**PROMPT:** Copy each line below in which the word "from" occurs.

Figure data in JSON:
========================================================================

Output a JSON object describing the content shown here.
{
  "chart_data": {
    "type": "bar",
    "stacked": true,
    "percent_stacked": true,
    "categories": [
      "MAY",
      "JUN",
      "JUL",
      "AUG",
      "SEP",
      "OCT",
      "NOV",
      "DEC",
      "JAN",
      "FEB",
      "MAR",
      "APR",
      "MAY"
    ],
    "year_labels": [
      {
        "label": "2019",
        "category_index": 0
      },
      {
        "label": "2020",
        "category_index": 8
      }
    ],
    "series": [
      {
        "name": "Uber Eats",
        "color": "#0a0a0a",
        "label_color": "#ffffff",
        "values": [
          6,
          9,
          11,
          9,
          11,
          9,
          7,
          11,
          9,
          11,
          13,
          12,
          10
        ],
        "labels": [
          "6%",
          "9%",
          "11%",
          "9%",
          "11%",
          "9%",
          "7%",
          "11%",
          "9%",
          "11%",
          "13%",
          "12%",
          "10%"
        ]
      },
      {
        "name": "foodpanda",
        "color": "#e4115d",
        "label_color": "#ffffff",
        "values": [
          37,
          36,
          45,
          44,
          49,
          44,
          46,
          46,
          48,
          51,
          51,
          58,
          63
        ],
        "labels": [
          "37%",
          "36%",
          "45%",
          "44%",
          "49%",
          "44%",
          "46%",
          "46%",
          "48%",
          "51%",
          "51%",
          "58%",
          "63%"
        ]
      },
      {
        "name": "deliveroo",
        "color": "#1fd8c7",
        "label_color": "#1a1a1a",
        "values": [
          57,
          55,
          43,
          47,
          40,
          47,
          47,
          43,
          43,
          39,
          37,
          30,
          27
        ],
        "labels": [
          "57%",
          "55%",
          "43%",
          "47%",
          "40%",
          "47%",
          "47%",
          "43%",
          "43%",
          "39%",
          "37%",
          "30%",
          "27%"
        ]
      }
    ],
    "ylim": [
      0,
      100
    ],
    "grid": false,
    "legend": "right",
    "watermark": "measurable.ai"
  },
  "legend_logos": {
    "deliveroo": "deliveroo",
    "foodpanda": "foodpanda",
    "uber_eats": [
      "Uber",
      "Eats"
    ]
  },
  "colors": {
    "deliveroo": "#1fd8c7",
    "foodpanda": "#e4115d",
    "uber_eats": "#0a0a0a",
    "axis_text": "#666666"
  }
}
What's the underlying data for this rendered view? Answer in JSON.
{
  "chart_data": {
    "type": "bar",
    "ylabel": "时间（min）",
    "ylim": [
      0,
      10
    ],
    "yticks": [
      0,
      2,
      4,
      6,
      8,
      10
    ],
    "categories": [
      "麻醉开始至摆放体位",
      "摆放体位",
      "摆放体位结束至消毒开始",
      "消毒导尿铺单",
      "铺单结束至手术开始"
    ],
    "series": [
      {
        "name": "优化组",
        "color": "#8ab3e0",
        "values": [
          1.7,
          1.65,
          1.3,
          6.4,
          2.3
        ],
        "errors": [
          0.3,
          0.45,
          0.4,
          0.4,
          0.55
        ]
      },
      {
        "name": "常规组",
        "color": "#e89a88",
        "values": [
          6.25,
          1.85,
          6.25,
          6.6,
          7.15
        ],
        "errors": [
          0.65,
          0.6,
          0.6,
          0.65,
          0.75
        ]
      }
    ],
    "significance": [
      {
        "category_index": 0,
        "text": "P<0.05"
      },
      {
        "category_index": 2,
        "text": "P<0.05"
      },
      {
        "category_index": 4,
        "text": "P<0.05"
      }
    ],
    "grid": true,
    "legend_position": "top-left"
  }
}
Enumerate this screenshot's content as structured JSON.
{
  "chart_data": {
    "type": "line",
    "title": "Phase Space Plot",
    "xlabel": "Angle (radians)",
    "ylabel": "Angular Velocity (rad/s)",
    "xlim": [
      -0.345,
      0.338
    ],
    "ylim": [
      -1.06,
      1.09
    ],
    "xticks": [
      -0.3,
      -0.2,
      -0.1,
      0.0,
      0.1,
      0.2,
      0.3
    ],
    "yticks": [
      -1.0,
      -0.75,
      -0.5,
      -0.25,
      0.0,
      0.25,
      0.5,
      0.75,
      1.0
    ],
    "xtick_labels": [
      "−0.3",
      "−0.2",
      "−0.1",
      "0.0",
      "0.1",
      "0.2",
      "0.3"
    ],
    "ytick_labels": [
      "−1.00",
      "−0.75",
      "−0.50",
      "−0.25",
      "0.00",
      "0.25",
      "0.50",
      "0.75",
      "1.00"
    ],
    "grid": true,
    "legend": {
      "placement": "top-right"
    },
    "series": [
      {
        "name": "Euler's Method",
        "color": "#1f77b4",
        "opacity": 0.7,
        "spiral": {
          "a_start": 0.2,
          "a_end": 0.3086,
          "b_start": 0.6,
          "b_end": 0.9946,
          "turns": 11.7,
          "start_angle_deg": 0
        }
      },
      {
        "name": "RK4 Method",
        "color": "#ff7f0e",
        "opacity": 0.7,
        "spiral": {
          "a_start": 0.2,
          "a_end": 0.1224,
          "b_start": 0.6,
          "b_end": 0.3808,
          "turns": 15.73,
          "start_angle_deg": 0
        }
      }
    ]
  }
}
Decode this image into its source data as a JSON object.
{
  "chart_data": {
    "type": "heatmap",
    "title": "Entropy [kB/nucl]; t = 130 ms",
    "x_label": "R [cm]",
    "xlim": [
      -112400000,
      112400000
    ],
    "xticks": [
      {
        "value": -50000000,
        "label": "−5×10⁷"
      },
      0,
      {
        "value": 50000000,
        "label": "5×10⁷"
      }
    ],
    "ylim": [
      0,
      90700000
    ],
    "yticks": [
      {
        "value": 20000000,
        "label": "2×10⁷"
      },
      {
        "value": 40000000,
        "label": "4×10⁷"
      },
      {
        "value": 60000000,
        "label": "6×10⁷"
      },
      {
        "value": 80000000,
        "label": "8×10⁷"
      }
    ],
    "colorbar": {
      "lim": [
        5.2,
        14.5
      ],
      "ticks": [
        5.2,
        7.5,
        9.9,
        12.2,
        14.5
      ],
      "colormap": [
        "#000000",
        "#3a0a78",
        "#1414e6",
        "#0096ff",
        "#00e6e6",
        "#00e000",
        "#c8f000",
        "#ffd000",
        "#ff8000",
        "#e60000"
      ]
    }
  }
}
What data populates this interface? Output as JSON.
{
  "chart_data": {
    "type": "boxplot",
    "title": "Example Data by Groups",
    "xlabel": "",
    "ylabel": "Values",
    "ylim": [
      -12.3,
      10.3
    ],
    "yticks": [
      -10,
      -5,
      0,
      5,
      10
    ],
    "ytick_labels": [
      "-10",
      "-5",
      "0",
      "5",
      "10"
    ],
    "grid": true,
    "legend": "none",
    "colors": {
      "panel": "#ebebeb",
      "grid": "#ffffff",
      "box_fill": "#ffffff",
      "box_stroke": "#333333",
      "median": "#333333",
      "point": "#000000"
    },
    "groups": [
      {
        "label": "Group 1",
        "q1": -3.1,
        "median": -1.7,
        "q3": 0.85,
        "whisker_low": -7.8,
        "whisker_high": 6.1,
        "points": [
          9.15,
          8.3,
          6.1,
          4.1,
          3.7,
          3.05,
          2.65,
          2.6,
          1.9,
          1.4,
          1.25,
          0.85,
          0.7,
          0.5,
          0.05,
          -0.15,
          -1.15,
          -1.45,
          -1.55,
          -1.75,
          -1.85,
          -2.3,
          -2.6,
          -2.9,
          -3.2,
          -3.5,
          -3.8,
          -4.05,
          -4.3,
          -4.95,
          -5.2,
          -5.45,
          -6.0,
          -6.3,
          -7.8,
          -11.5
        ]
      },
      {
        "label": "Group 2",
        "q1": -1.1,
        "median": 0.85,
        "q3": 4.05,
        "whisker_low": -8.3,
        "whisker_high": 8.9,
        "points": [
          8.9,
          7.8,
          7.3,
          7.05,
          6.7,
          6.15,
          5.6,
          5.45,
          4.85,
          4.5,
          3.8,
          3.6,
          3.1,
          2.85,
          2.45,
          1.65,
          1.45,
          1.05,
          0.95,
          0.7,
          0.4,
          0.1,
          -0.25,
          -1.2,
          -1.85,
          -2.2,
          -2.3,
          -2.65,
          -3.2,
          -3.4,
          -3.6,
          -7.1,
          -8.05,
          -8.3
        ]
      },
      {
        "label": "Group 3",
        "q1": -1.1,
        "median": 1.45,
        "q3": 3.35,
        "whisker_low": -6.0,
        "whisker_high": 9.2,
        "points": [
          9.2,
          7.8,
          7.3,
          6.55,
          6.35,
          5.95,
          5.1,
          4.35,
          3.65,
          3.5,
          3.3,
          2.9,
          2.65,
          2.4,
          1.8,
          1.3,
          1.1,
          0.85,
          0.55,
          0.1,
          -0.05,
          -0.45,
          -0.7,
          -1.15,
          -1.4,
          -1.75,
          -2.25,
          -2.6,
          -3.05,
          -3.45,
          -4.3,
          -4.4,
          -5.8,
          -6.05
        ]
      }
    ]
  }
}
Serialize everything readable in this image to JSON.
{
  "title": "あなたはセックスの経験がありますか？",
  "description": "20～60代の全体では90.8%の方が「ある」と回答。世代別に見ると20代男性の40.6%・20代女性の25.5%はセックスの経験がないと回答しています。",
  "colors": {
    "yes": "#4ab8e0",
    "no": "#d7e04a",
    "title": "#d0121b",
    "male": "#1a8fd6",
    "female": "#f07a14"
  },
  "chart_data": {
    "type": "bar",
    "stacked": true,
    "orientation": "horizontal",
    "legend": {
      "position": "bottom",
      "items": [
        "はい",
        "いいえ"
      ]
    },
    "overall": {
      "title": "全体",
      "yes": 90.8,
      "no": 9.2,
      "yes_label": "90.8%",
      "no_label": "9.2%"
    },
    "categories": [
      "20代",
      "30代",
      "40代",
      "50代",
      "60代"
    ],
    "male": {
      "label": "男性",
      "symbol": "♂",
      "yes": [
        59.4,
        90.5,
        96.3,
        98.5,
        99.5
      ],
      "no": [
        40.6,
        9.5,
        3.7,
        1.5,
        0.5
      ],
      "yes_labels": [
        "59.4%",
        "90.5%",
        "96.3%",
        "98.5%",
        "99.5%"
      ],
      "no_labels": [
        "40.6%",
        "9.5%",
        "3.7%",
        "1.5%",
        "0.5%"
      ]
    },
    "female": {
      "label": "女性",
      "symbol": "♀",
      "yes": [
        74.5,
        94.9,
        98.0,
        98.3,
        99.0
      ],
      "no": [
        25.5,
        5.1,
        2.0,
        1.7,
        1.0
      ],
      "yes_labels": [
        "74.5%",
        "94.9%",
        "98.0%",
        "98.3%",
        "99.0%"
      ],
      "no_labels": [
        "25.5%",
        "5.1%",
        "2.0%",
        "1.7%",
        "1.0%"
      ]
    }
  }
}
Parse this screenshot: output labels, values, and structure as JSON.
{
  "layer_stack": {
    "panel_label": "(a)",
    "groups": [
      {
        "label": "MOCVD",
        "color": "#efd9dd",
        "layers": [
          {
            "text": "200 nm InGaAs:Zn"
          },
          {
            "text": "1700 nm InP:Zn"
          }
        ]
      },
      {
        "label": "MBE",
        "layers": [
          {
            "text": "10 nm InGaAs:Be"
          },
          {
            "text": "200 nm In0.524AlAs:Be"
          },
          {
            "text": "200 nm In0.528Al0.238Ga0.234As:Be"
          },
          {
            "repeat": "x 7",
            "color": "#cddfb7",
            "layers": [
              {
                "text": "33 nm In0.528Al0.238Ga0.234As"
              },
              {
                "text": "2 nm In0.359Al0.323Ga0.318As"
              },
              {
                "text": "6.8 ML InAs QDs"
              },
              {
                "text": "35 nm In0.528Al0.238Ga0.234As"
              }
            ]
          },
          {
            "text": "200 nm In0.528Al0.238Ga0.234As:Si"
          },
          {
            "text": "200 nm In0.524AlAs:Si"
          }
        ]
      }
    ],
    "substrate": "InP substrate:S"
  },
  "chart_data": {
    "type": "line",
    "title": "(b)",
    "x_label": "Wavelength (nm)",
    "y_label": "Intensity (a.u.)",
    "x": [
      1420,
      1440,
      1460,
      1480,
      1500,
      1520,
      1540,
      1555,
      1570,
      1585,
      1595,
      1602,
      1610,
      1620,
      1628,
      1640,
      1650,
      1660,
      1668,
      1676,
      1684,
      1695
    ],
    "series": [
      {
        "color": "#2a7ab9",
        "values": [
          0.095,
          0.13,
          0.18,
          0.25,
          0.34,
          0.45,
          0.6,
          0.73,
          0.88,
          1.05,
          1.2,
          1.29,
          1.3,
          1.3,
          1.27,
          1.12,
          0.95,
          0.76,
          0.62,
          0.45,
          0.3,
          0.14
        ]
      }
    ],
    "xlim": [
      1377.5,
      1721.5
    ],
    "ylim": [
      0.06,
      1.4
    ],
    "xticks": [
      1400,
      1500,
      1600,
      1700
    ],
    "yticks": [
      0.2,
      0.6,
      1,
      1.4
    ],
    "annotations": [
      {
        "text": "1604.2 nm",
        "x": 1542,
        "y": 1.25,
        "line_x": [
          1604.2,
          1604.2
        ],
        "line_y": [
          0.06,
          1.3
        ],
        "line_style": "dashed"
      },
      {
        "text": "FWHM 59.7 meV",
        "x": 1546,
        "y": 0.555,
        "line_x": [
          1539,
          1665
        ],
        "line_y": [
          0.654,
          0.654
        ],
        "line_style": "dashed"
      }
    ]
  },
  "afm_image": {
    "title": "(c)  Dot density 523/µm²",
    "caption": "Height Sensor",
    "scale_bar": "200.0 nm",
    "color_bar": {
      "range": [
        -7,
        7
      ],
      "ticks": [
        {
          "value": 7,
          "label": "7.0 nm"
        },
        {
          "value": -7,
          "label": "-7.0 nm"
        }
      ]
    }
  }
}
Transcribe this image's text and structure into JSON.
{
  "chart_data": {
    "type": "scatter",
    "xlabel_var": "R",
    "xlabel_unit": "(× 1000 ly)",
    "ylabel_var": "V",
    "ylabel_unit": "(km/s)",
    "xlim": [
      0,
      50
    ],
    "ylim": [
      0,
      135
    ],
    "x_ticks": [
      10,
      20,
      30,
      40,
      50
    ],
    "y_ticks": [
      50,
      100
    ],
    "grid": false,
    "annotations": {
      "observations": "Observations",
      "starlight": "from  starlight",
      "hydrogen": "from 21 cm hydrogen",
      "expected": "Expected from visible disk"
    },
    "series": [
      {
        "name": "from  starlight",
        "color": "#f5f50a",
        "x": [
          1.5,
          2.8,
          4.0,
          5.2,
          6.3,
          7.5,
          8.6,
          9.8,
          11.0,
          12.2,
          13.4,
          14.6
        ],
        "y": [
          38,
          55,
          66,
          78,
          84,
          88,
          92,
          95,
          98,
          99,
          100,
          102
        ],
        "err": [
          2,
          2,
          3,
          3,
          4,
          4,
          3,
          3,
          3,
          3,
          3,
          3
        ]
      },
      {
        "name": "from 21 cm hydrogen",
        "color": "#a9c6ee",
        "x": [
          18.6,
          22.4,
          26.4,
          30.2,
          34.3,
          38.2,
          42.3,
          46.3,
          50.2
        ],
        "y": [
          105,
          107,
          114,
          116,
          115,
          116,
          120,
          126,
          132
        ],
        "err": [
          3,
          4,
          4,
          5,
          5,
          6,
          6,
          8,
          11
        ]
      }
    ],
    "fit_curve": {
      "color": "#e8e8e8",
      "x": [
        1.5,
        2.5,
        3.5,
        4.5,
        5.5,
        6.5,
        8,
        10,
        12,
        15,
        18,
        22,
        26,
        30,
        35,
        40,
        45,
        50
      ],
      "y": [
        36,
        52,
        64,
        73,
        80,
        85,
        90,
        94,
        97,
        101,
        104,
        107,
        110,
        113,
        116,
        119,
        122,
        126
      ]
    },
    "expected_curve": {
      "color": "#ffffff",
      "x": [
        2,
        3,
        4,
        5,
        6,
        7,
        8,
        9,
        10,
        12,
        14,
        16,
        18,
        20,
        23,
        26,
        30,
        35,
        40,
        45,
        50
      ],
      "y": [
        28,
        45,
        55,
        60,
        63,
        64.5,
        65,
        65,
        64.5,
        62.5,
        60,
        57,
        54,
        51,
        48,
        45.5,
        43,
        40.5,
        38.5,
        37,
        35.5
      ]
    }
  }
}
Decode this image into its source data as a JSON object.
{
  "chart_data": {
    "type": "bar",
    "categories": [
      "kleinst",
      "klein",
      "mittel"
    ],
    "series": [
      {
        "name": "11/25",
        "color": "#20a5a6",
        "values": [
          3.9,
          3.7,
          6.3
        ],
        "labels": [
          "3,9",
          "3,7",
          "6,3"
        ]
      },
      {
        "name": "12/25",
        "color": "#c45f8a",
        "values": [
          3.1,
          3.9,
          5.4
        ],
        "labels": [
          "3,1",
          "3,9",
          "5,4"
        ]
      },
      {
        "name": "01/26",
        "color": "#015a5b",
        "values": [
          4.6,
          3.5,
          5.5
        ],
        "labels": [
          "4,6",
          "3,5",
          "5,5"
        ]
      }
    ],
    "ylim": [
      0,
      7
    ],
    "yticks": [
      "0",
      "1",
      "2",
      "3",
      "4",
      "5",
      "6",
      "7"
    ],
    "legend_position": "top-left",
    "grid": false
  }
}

========================================================================

**WORKED SOLUTION:**
      "starlight": "from  starlight",
      "hydrogen": "from 21 cm hydrogen",
      "expected": "Expected from visible disk"
        "name": "from  starlight",
        "name": "from 21 cm hydrogen",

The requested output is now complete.